Without including any images, repeat the data exactly.

--- Start RECORDS SUPPLIED ---

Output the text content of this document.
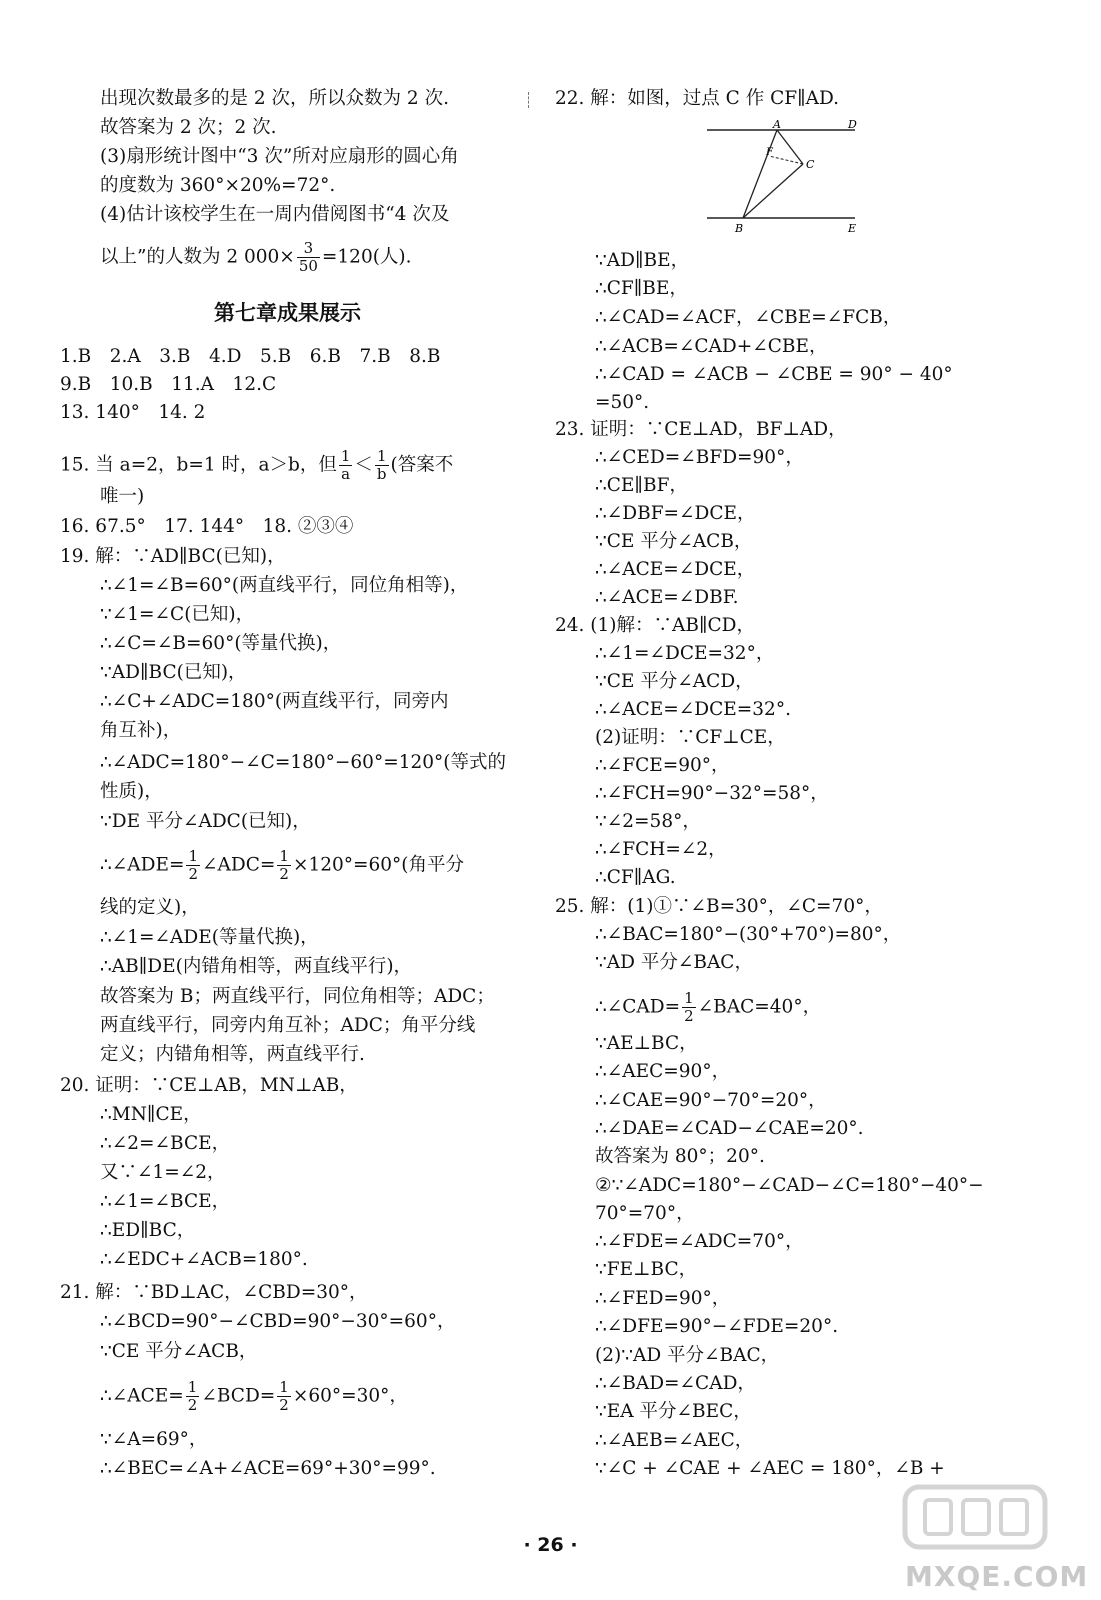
出现次数最多的是 2 次，所以众数为 2 次.
故答案为 2 次；2 次.
(3)扇形统计图中“3 次”所对应扇形的圆心角
的度数为 360°×20%=72°.
(4)估计该校学生在一周内借阅图书“4 次及
以上”的人数为 2 $000\times \frac{3}{50} =120$(人).
第七章成果展示
1.B　2.A　3.B　4.D　5.B　6.B　7.B　8.B
9.B　10.B　11.A　12.C
13. 140°　14. 2
15. 当 a=2，b=1 时，a＞b，但 $\frac{1}{a} < \frac{1}{b}$ (答案不
唯一)
16. 67.5°　17. 144°　18. ②③④
19. 解：∵AD∥BC(已知)，
∴∠1=∠B=60°(两直线平行，同位角相等)，
∵∠1=∠C(已知)，
∴∠C=∠B=60°(等量代换)，
∵AD∥BC(已知)，
∴∠C+∠ADC=180°(两直线平行，同旁内
角互补)，
∴∠ADC=180°−∠C=180°−60°=120°(等式的
性质)，
∵DE 平分∠ADC(已知)，
∴∠ADE= $\frac{1}{2}$ ∠ADC= $\frac{1}{2} \times 120^\circ=60^\circ$(角平分
线的定义)，
∴∠1=∠ADE(等量代换)，
∴AB∥DE(内错角相等，两直线平行)，
故答案为 B；两直线平行，同位角相等；ADC；
两直线平行，同旁内角互补；ADC；角平分线
定义；内错角相等，两直线平行.
20. 证明：∵CE⊥AB，MN⊥AB，
∴MN∥CE，
∴∠2=∠BCE，
又∵∠1=∠2，
∴∠1=∠BCE，
∴ED∥BC，
∴∠EDC+∠ACB=180°.
21. 解：∵BD⊥AC，∠CBD=30°，
∴∠BCD=90°−∠CBD=90°−30°=60°，
∵CE 平分∠ACB，
∴∠ACE= $\frac{1}{2}$ ∠BCD= $\frac{1}{2} \times 60^\circ=30^\circ$，
∵∠A=69°，
∴∠BEC=∠A+∠ACE=69°+30°=99°.
22. 解：如图，过点 C 作 CF∥AD.
A	D
F
C
B	E
∵AD∥BE，
∴CF∥BE，
∴∠CAD=∠ACF，∠CBE=∠FCB，
∴∠ACB=∠CAD+∠CBE，
∴∠CAD = ∠ACB − ∠CBE = 90° − 40°
=50°.
23. 证明：∵CE⊥AD，BF⊥AD，
∴∠CED=∠BFD=90°，
∴CE∥BF，
∴∠DBF=∠DCE，
∵CE 平分∠ACB，
∴∠ACE=∠DCE，
∴∠ACE=∠DBF.
24. (1)解：∵AB∥CD，
∴∠1=∠DCE=32°，
∵CE 平分∠ACD，
∴∠ACE=∠DCE=32°.
(2)证明：∵CF⊥CE，
∴∠FCE=90°，
∴∠FCH=90°−32°=58°，
∵∠2=58°，
∴∠FCH=∠2，
∴CF∥AG.
25. 解：(1)①∵∠B=30°，∠C=70°，
∴∠BAC=180°−(30°+70°)=80°，
∵AD 平分∠BAC，
∴∠CAD= $\frac{1}{2}$ ∠BAC=40°，
∵AE⊥BC，
∴∠AEC=90°，
∴∠CAE=90°−70°=20°，
∴∠DAE=∠CAD−∠CAE=20°.
故答案为 80°；20°.
②∵∠ADC=180°−∠CAD−∠C=180°−40°−
70°=70°，
∴∠FDE=∠ADC=70°，
∵FE⊥BC，
∴∠FED=90°，
∴∠DFE=90°−∠FDE=20°.
(2)∵AD 平分∠BAC，
∴∠BAD=∠CAD，
∵EA 平分∠BEC，
∴∠AEB=∠AEC，
∵∠C + ∠CAE + ∠AEC = 180°，∠B +
· 26 ·
MXQE.COM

--- End RECORDS SUPPLIED ---

* _ANSWER IN FULL_
Output the text content of this document.
出现次数最多的是 2 次，所以众数为 2 次.
故答案为 2 次；2 次.
(3)扇形统计图中“3 次”所对应扇形的圆心角
的度数为 360°×20%=72°.
(4)估计该校学生在一周内借阅图书“4 次及
以上”的人数为 2 $000\times \frac{3}{50} =120$(人).
第七章成果展示
1.B　2.A　3.B　4.D　5.B　6.B　7.B　8.B
9.B　10.B　11.A　12.C
13. 140°　14. 2
15. 当 a=2，b=1 时，a＞b，但 $\frac{1}{a} < \frac{1}{b}$ (答案不
唯一)
16. 67.5°　17. 144°　18. ②③④
19. 解：∵AD∥BC(已知)，
∴∠1=∠B=60°(两直线平行，同位角相等)，
∵∠1=∠C(已知)，
∴∠C=∠B=60°(等量代换)，
∵AD∥BC(已知)，
∴∠C+∠ADC=180°(两直线平行，同旁内
角互补)，
∴∠ADC=180°−∠C=180°−60°=120°(等式的
性质)，
∵DE 平分∠ADC(已知)，
∴∠ADE= $\frac{1}{2}$ ∠ADC= $\frac{1}{2} \times 120^\circ=60^\circ$(角平分
线的定义)，
∴∠1=∠ADE(等量代换)，
∴AB∥DE(内错角相等，两直线平行)，
故答案为 B；两直线平行，同位角相等；ADC；
两直线平行，同旁内角互补；ADC；角平分线
定义；内错角相等，两直线平行.
20. 证明：∵CE⊥AB，MN⊥AB，
∴MN∥CE，
∴∠2=∠BCE，
又∵∠1=∠2，
∴∠1=∠BCE，
∴ED∥BC，
∴∠EDC+∠ACB=180°.
21. 解：∵BD⊥AC，∠CBD=30°，
∴∠BCD=90°−∠CBD=90°−30°=60°，
∵CE 平分∠ACB，
∴∠ACE= $\frac{1}{2}$ ∠BCD= $\frac{1}{2} \times 60^\circ=30^\circ$，
∵∠A=69°，
∴∠BEC=∠A+∠ACE=69°+30°=99°.
22. 解：如图，过点 C 作 CF∥AD.
A	D
F
C
B	E
∵AD∥BE，
∴CF∥BE，
∴∠CAD=∠ACF，∠CBE=∠FCB，
∴∠ACB=∠CAD+∠CBE，
∴∠CAD = ∠ACB − ∠CBE = 90° − 40°
=50°.
23. 证明：∵CE⊥AD，BF⊥AD，
∴∠CED=∠BFD=90°，
∴CE∥BF，
∴∠DBF=∠DCE，
∵CE 平分∠ACB，
∴∠ACE=∠DCE，
∴∠ACE=∠DBF.
24. (1)解：∵AB∥CD，
∴∠1=∠DCE=32°，
∵CE 平分∠ACD，
∴∠ACE=∠DCE=32°.
(2)证明：∵CF⊥CE，
∴∠FCE=90°，
∴∠FCH=90°−32°=58°，
∵∠2=58°，
∴∠FCH=∠2，
∴CF∥AG.
25. 解：(1)①∵∠B=30°，∠C=70°，
∴∠BAC=180°−(30°+70°)=80°，
∵AD 平分∠BAC，
∴∠CAD= $\frac{1}{2}$ ∠BAC=40°，
∵AE⊥BC，
∴∠AEC=90°，
∴∠CAE=90°−70°=20°，
∴∠DAE=∠CAD−∠CAE=20°.
故答案为 80°；20°.
②∵∠ADC=180°−∠CAD−∠C=180°−40°−
70°=70°，
∴∠FDE=∠ADC=70°，
∵FE⊥BC，
∴∠FED=90°，
∴∠DFE=90°−∠FDE=20°.
(2)∵AD 平分∠BAC，
∴∠BAD=∠CAD，
∵EA 平分∠BEC，
∴∠AEB=∠AEC，
∵∠C + ∠CAE + ∠AEC = 180°，∠B +
· 26 ·
MXQE.COM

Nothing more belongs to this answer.